» **Text content records for pages**
== Segment start ==
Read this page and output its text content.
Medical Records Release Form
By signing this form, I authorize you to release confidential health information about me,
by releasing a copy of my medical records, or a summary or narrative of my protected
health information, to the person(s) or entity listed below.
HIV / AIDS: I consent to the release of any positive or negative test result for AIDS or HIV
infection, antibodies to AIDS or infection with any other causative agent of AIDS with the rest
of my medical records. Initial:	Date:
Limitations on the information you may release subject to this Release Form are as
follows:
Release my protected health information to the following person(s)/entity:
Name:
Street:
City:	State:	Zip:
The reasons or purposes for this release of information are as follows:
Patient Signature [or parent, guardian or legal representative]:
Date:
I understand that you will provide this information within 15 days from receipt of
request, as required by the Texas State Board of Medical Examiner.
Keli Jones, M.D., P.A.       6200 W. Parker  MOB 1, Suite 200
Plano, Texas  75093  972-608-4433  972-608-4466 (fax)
== Segment end ==
» **Work request**
Where the string "Date" appears in a line of the entries, that line counts; state the total number of such lines and nothing else.

» **Expected answer**
2